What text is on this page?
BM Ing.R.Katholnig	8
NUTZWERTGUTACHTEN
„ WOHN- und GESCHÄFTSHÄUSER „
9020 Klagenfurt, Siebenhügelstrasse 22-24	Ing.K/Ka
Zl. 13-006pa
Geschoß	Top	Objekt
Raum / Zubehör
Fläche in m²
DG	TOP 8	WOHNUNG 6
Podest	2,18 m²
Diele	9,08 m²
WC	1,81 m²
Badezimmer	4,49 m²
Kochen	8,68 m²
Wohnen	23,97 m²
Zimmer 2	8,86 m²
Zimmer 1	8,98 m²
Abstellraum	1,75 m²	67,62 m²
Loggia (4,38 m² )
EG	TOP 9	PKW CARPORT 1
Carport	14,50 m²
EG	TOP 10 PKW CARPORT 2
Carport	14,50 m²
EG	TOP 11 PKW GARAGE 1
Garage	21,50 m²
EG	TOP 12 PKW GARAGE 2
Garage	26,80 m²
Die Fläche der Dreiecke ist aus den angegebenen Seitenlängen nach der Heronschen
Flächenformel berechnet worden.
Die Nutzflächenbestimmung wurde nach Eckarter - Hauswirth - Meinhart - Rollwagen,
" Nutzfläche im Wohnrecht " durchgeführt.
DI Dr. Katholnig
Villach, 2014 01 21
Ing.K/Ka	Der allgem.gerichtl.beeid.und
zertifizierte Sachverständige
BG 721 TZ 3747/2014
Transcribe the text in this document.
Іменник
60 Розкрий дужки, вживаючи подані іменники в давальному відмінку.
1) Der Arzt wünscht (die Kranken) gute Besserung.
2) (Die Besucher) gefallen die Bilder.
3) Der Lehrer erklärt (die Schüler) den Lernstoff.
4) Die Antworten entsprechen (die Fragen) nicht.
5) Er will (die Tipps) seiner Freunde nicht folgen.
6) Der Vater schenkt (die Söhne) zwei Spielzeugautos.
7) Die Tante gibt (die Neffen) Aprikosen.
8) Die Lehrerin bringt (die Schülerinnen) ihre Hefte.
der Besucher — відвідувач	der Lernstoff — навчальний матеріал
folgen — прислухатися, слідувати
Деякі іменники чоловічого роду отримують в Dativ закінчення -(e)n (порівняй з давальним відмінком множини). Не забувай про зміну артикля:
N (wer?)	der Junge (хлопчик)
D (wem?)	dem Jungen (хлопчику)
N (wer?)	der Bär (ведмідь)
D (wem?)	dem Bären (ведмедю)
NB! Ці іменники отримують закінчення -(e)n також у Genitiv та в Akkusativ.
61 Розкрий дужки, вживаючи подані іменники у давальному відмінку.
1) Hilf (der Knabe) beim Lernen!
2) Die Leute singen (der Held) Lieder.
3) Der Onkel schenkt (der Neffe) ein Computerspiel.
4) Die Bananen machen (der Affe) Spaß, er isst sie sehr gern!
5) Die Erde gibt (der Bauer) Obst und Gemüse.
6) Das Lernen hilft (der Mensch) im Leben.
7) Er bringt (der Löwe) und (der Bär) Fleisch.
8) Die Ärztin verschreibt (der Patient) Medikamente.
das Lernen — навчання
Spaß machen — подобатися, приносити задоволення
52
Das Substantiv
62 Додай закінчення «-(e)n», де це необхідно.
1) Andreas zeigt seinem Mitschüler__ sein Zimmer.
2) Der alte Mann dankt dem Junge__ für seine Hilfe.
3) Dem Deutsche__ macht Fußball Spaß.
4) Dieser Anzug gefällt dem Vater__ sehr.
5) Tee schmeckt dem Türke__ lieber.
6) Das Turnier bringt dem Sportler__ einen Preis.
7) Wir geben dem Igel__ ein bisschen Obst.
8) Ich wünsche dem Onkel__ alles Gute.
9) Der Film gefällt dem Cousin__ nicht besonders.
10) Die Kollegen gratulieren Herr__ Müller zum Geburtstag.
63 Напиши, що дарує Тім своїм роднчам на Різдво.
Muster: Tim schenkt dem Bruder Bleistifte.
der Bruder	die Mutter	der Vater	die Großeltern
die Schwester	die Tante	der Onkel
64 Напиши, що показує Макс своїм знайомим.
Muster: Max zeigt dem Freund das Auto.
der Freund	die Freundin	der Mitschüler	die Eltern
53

====================

#### [SHORT EXERCISE]
Output the listing above exactly as it appears.

#### [TASK RESULT]
What text is on this page?
BM Ing.R.Katholnig	8
NUTZWERTGUTACHTEN
„ WOHN- und GESCHÄFTSHÄUSER „
9020 Klagenfurt, Siebenhügelstrasse 22-24	Ing.K/Ka
Zl. 13-006pa
Geschoß	Top	Objekt
Raum / Zubehör
Fläche in m²
DG	TOP 8	WOHNUNG 6
Podest	2,18 m²
Diele	9,08 m²
WC	1,81 m²
Badezimmer	4,49 m²
Kochen	8,68 m²
Wohnen	23,97 m²
Zimmer 2	8,86 m²
Zimmer 1	8,98 m²
Abstellraum	1,75 m²	67,62 m²
Loggia (4,38 m² )
EG	TOP 9	PKW CARPORT 1
Carport	14,50 m²
EG	TOP 10 PKW CARPORT 2
Carport	14,50 m²
EG	TOP 11 PKW GARAGE 1
Garage	21,50 m²
EG	TOP 12 PKW GARAGE 2
Garage	26,80 m²
Die Fläche der Dreiecke ist aus den angegebenen Seitenlängen nach der Heronschen
Flächenformel berechnet worden.
Die Nutzflächenbestimmung wurde nach Eckarter - Hauswirth - Meinhart - Rollwagen,
" Nutzfläche im Wohnrecht " durchgeführt.
DI Dr. Katholnig
Villach, 2014 01 21
Ing.K/Ka	Der allgem.gerichtl.beeid.und
zertifizierte Sachverständige
BG 721 TZ 3747/2014
Transcribe the text in this document.
Іменник
60 Розкрий дужки, вживаючи подані іменники в давальному відмінку.
1) Der Arzt wünscht (die Kranken) gute Besserung.
2) (Die Besucher) gefallen die Bilder.
3) Der Lehrer erklärt (die Schüler) den Lernstoff.
4) Die Antworten entsprechen (die Fragen) nicht.
5) Er will (die Tipps) seiner Freunde nicht folgen.
6) Der Vater schenkt (die Söhne) zwei Spielzeugautos.
7) Die Tante gibt (die Neffen) Aprikosen.
8) Die Lehrerin bringt (die Schülerinnen) ihre Hefte.
der Besucher — відвідувач	der Lernstoff — навчальний матеріал
folgen — прислухатися, слідувати
Деякі іменники чоловічого роду отримують в Dativ закінчення -(e)n (порівняй з давальним відмінком множини). Не забувай про зміну артикля:
N (wer?)	der Junge (хлопчик)
D (wem?)	dem Jungen (хлопчику)
N (wer?)	der Bär (ведмідь)
D (wem?)	dem Bären (ведмедю)
NB! Ці іменники отримують закінчення -(e)n також у Genitiv та в Akkusativ.
61 Розкрий дужки, вживаючи подані іменники у давальному відмінку.
1) Hilf (der Knabe) beim Lernen!
2) Die Leute singen (der Held) Lieder.
3) Der Onkel schenkt (der Neffe) ein Computerspiel.
4) Die Bananen machen (der Affe) Spaß, er isst sie sehr gern!
5) Die Erde gibt (der Bauer) Obst und Gemüse.
6) Das Lernen hilft (der Mensch) im Leben.
7) Er bringt (der Löwe) und (der Bär) Fleisch.
8) Die Ärztin verschreibt (der Patient) Medikamente.
das Lernen — навчання
Spaß machen — подобатися, приносити задоволення
52
Das Substantiv
62 Додай закінчення «-(e)n», де це необхідно.
1) Andreas zeigt seinem Mitschüler__ sein Zimmer.
2) Der alte Mann dankt dem Junge__ für seine Hilfe.
3) Dem Deutsche__ macht Fußball Spaß.
4) Dieser Anzug gefällt dem Vater__ sehr.
5) Tee schmeckt dem Türke__ lieber.
6) Das Turnier bringt dem Sportler__ einen Preis.
7) Wir geben dem Igel__ ein bisschen Obst.
8) Ich wünsche dem Onkel__ alles Gute.
9) Der Film gefällt dem Cousin__ nicht besonders.
10) Die Kollegen gratulieren Herr__ Müller zum Geburtstag.
63 Напиши, що дарує Тім своїм роднчам на Різдво.
Muster: Tim schenkt dem Bruder Bleistifte.
der Bruder	die Mutter	der Vater	die Großeltern
die Schwester	die Tante	der Onkel
64 Напиши, що показує Макс своїм знайомим.
Muster: Max zeigt dem Freund das Auto.
der Freund	die Freundin	der Mitschüler	die Eltern
53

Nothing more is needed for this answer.